EXERCISE PROMPT » Find every line of the listing below where "Options" appears, and copy it.
┄┄┄┄┄┄┄┄┄┄
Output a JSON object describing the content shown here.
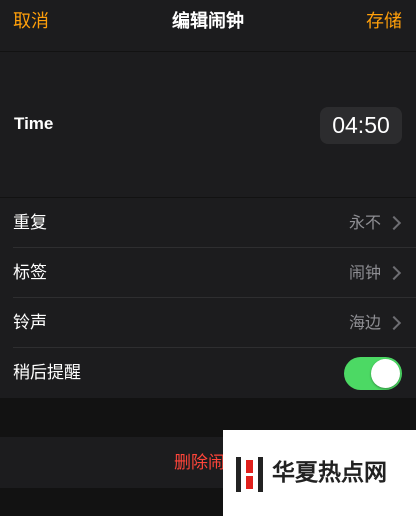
{
  "navbar": {
    "cancel_label": "取消",
    "title": "编辑闹钟",
    "save_label": "存储"
  },
  "time": {
    "label": "Time",
    "value": "04:50"
  },
  "settings": {
    "repeat": {
      "label": "重复",
      "value": "永不"
    },
    "tag": {
      "label": "标签",
      "value": "闹钟"
    },
    "sound": {
      "label": "铃声",
      "value": "海边"
    },
    "snooze": {
      "label": "稍后提醒",
      "enabled": true
    }
  },
  "delete_label": "删除闹钟",
  "watermark": {
    "text": "华夏热点网"
  },
  "colors": {
    "accent": "#ff9f0a",
    "destructive": "#ff453a",
    "toggle_on": "#4cd964",
    "cell_background": "#1c1c1e",
    "page_background": "#121212",
    "secondary_text": "#8e8e93"
  },
  "icons": {
    "disclosure": "chevron-right-icon",
    "watermark_logo": "logo-icon"
  }
}
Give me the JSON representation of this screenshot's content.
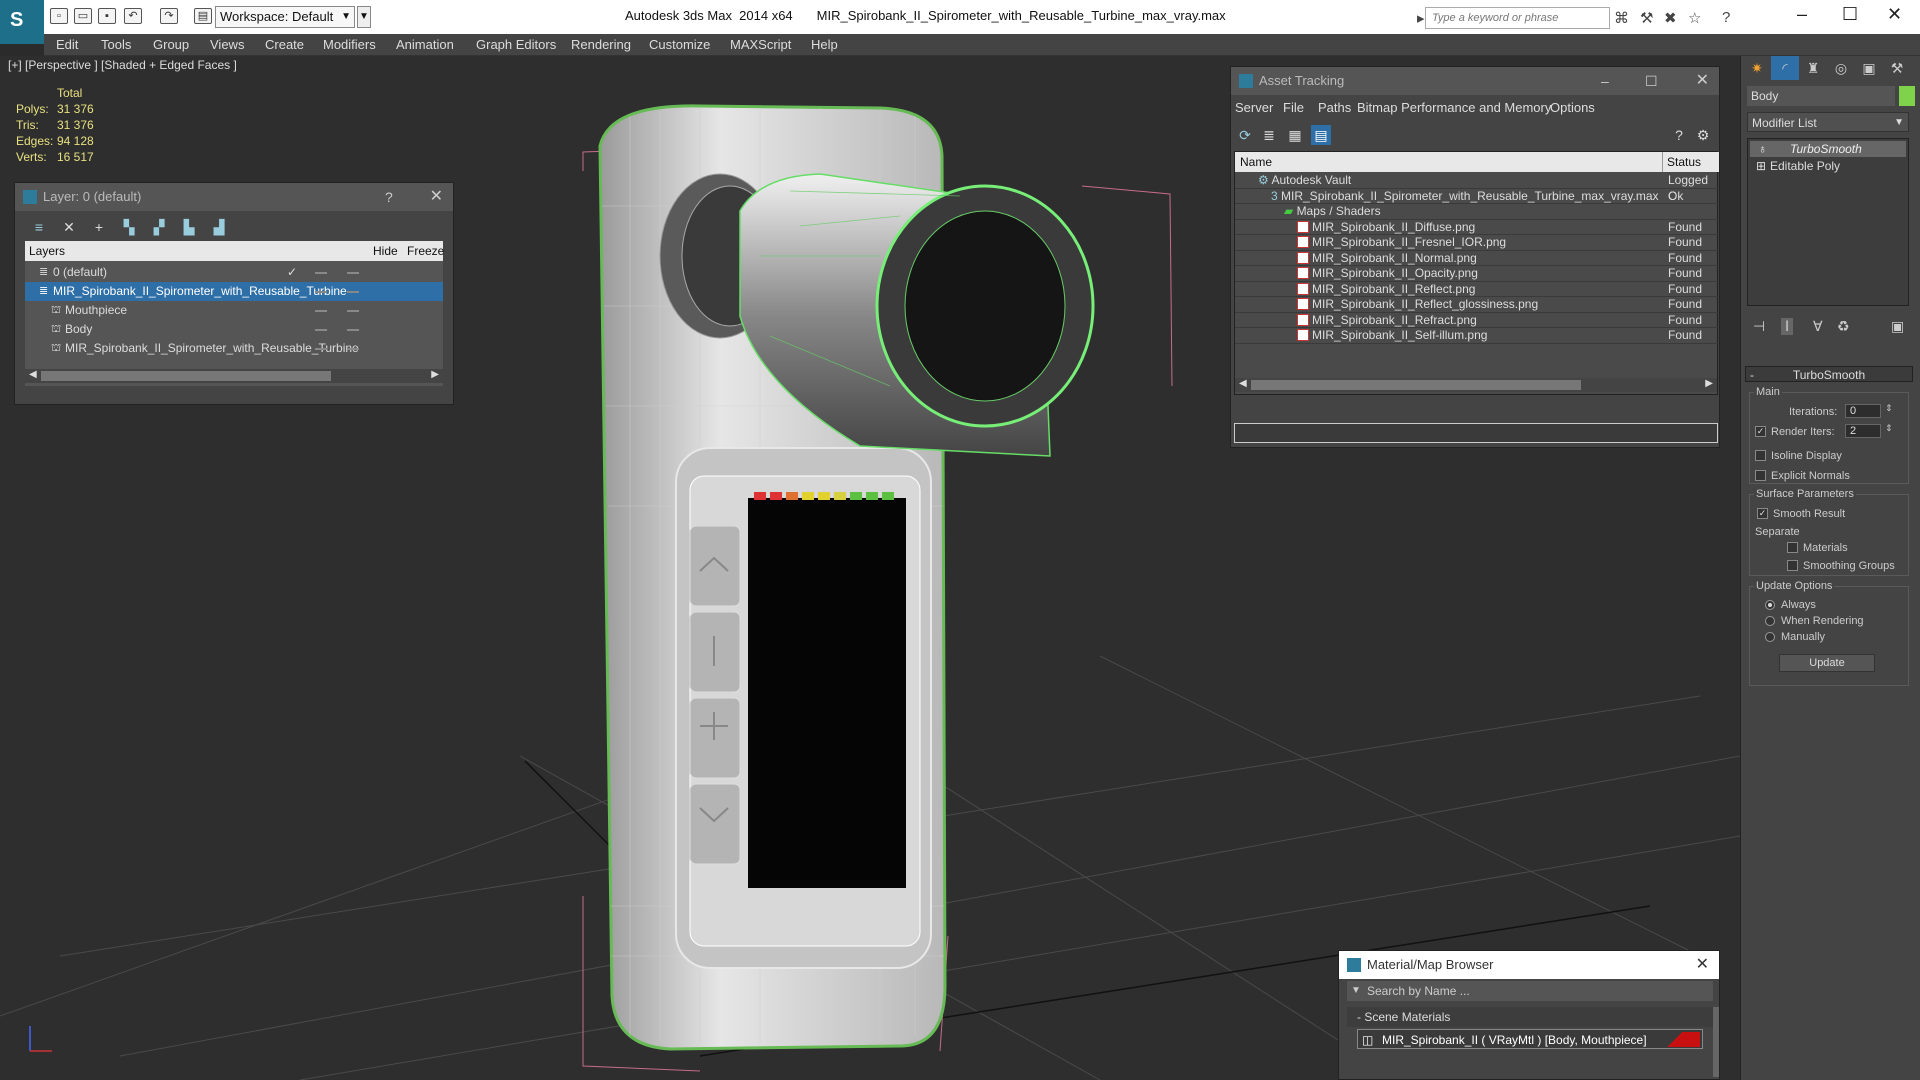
{
  "title": {
    "app": "Autodesk 3ds Max  2014 x64",
    "file": "MIR_Spirobank_II_Spirometer_with_Reusable_Turbine_max_vray.max",
    "workspace": "Workspace: Default",
    "search_placeholder": "Type a keyword or phrase"
  },
  "menu": [
    "Edit",
    "Tools",
    "Group",
    "Views",
    "Create",
    "Modifiers",
    "Animation",
    "Graph Editors",
    "Rendering",
    "Customize",
    "MAXScript",
    "Help"
  ],
  "viewport": {
    "label": "[+] [Perspective ] [Shaded + Edged Faces ]",
    "stats": {
      "header": "Total",
      "rows": [
        {
          "label": "Polys:",
          "value": "31 376"
        },
        {
          "label": "Tris:",
          "value": "31 376"
        },
        {
          "label": "Edges:",
          "value": "94 128"
        },
        {
          "label": "Verts:",
          "value": "16 517"
        }
      ]
    }
  },
  "layers_panel": {
    "title": "Layer: 0 (default)",
    "help": "?",
    "close": "✕",
    "columns": [
      "Layers",
      "Hide",
      "Freeze"
    ],
    "rows": [
      {
        "name": "0 (default)",
        "check": "✓",
        "selected": false,
        "indent": 1
      },
      {
        "name": "MIR_Spirobank_II_Spirometer_with_Reusable_Turbine",
        "check": "",
        "selected": true,
        "indent": 1
      },
      {
        "name": "Mouthpiece",
        "check": "",
        "selected": false,
        "indent": 2
      },
      {
        "name": "Body",
        "check": "",
        "selected": false,
        "indent": 2
      },
      {
        "name": "MIR_Spirobank_II_Spirometer_with_Reusable_Turbine",
        "check": "",
        "selected": false,
        "indent": 2
      }
    ]
  },
  "asset_tracking": {
    "title": "Asset Tracking",
    "menu": [
      "Server",
      "File",
      "Paths",
      "Bitmap Performance and Memory",
      "Options"
    ],
    "columns": [
      "Name",
      "Status"
    ],
    "rows": [
      {
        "name": "Autodesk Vault",
        "status": "Logged C",
        "indent": 1,
        "icon": "vault-icon"
      },
      {
        "name": "MIR_Spirobank_II_Spirometer_with_Reusable_Turbine_max_vray.max",
        "status": "Ok",
        "indent": 2,
        "icon": "max-file-icon"
      },
      {
        "name": "Maps / Shaders",
        "status": "",
        "indent": 3,
        "icon": "maps-folder-icon"
      },
      {
        "name": "MIR_Spirobank_II_Diffuse.png",
        "status": "Found",
        "indent": 4,
        "icon": "png-icon"
      },
      {
        "name": "MIR_Spirobank_II_Fresnel_IOR.png",
        "status": "Found",
        "indent": 4,
        "icon": "png-icon"
      },
      {
        "name": "MIR_Spirobank_II_Normal.png",
        "status": "Found",
        "indent": 4,
        "icon": "png-icon"
      },
      {
        "name": "MIR_Spirobank_II_Opacity.png",
        "status": "Found",
        "indent": 4,
        "icon": "png-icon"
      },
      {
        "name": "MIR_Spirobank_II_Reflect.png",
        "status": "Found",
        "indent": 4,
        "icon": "png-icon"
      },
      {
        "name": "MIR_Spirobank_II_Reflect_glossiness.png",
        "status": "Found",
        "indent": 4,
        "icon": "png-icon"
      },
      {
        "name": "MIR_Spirobank_II_Refract.png",
        "status": "Found",
        "indent": 4,
        "icon": "png-icon"
      },
      {
        "name": "MIR_Spirobank_II_Self-illum.png",
        "status": "Found",
        "indent": 4,
        "icon": "png-icon"
      }
    ]
  },
  "material_browser": {
    "title": "Material/Map Browser",
    "search_placeholder": "Search by Name ...",
    "section": "- Scene Materials",
    "item": "MIR_Spirobank_II  ( VRayMtl )  [Body, Mouthpiece]"
  },
  "command_panel": {
    "object_name": "Body",
    "object_color": "#7ed34a",
    "modifier_list": "Modifier List",
    "stack": [
      "TurboSmooth",
      "Editable Poly"
    ],
    "rollout_title": "TurboSmooth",
    "main_label": "Main",
    "iterations_label": "Iterations:",
    "iterations_value": "0",
    "render_iters_label": "Render Iters:",
    "render_iters_value": "2",
    "render_iters_checked": "✓",
    "isoline_label": "Isoline Display",
    "explicit_normals_label": "Explicit Normals",
    "surface_params_label": "Surface Parameters",
    "smooth_result_label": "Smooth Result",
    "smooth_result_checked": "✓",
    "separate_label": "Separate",
    "materials_label": "Materials",
    "smoothing_groups_label": "Smoothing Groups",
    "update_options_label": "Update Options",
    "always_label": "Always",
    "when_rendering_label": "When Rendering",
    "manually_label": "Manually",
    "update_button": "Update"
  }
}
┄┄┄┄┄┄┄┄┄┄
OUTPUT »
      "Options"
    "update_options_label": "Update Options",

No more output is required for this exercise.